• **Work instructions**
Write out the full set of records exactly. Any pictures in them do not belong in the copy.

• **Source records**
********************
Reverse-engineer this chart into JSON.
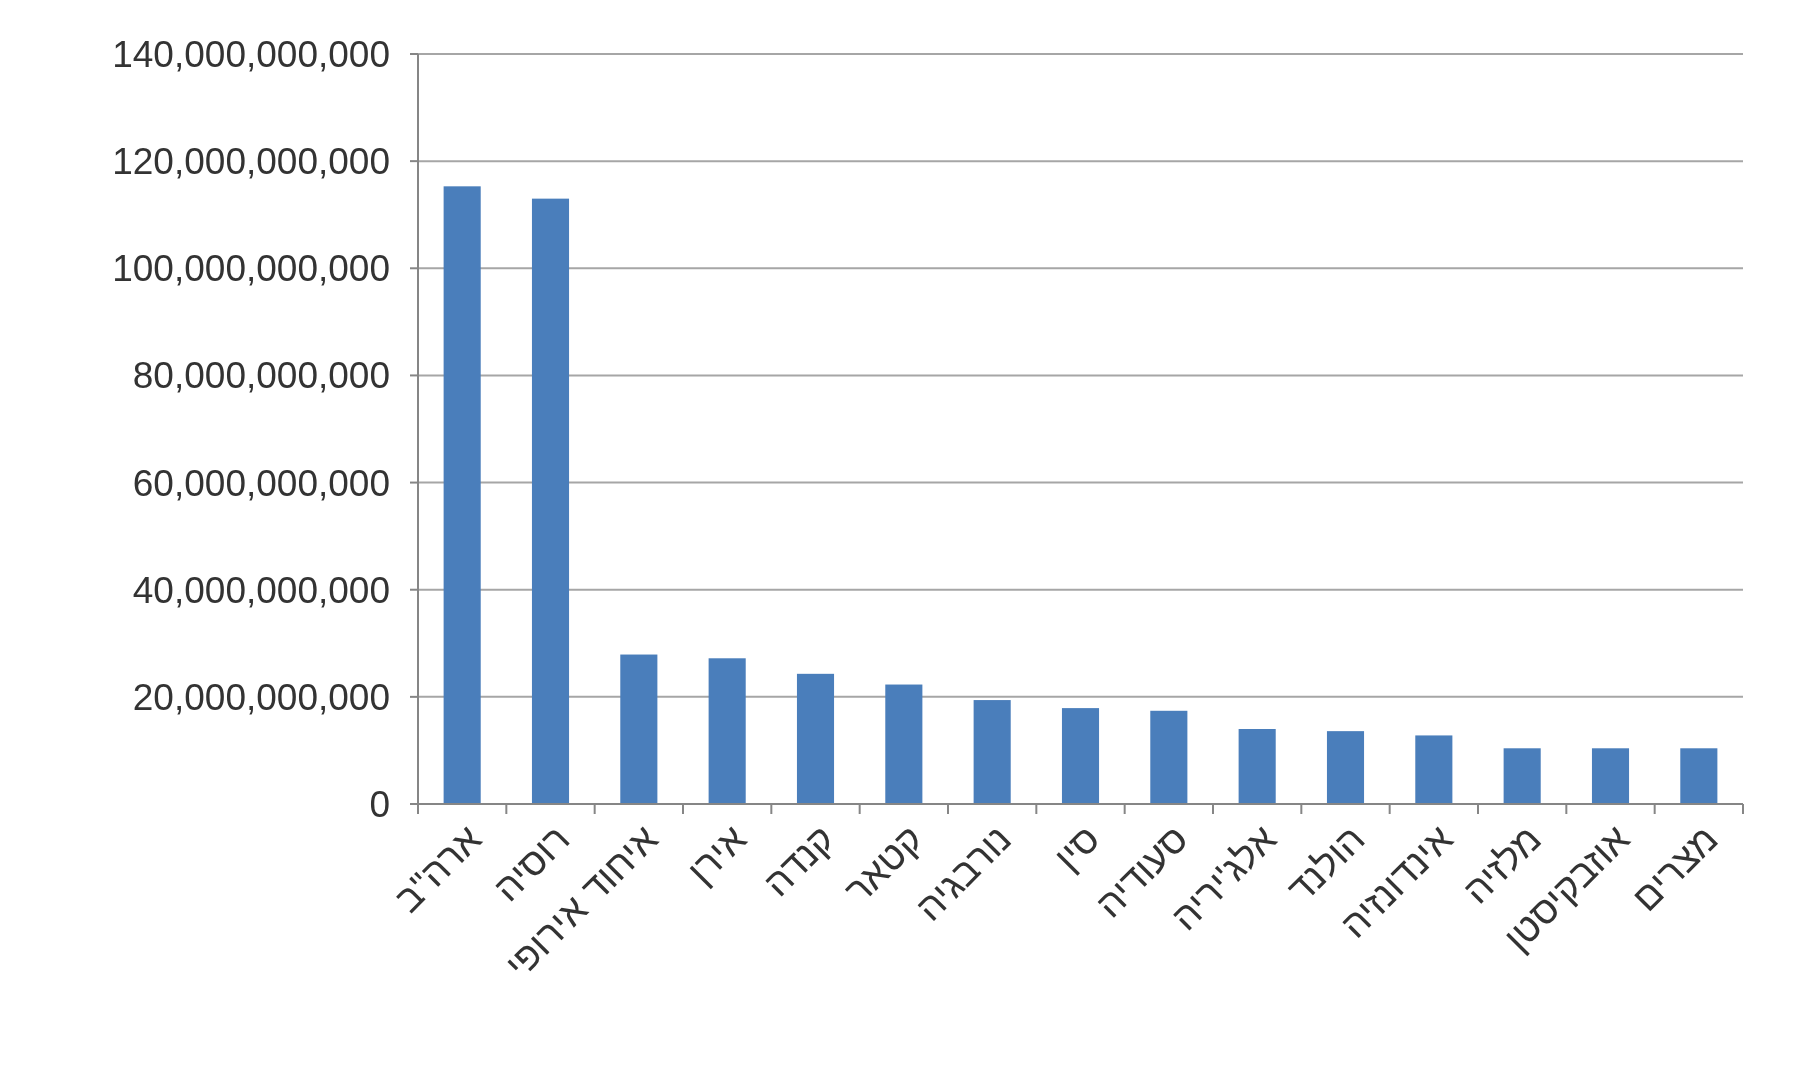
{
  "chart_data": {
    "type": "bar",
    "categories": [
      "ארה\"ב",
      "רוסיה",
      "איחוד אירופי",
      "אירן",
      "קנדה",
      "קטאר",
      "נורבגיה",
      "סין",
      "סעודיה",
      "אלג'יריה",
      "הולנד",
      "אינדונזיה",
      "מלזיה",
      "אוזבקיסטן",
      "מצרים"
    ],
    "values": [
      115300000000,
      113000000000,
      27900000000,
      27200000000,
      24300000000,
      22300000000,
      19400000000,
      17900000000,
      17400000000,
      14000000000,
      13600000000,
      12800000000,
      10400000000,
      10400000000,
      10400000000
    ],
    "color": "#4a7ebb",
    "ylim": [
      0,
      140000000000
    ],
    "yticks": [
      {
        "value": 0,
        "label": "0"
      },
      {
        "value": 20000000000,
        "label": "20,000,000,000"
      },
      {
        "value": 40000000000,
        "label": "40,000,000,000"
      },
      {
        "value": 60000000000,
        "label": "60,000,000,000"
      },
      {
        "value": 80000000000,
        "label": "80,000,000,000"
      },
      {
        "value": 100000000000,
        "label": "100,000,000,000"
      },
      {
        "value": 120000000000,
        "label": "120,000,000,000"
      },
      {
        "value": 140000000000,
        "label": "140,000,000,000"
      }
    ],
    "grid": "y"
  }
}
********************
• **Written response**
Reverse-engineer this chart into JSON.
{
  "chart_data": {
    "type": "bar",
    "categories": [
      "ארה\"ב",
      "רוסיה",
      "איחוד אירופי",
      "אירן",
      "קנדה",
      "קטאר",
      "נורבגיה",
      "סין",
      "סעודיה",
      "אלג'יריה",
      "הולנד",
      "אינדונזיה",
      "מלזיה",
      "אוזבקיסטן",
      "מצרים"
    ],
    "values": [
      115300000000,
      113000000000,
      27900000000,
      27200000000,
      24300000000,
      22300000000,
      19400000000,
      17900000000,
      17400000000,
      14000000000,
      13600000000,
      12800000000,
      10400000000,
      10400000000,
      10400000000
    ],
    "color": "#4a7ebb",
    "ylim": [
      0,
      140000000000
    ],
    "yticks": [
      {
        "value": 0,
        "label": "0"
      },
      {
        "value": 20000000000,
        "label": "20,000,000,000"
      },
      {
        "value": 40000000000,
        "label": "40,000,000,000"
      },
      {
        "value": 60000000000,
        "label": "60,000,000,000"
      },
      {
        "value": 80000000000,
        "label": "80,000,000,000"
      },
      {
        "value": 100000000000,
        "label": "100,000,000,000"
      },
      {
        "value": 120000000000,
        "label": "120,000,000,000"
      },
      {
        "value": 140000000000,
        "label": "140,000,000,000"
      }
    ],
    "grid": "y"
  }
}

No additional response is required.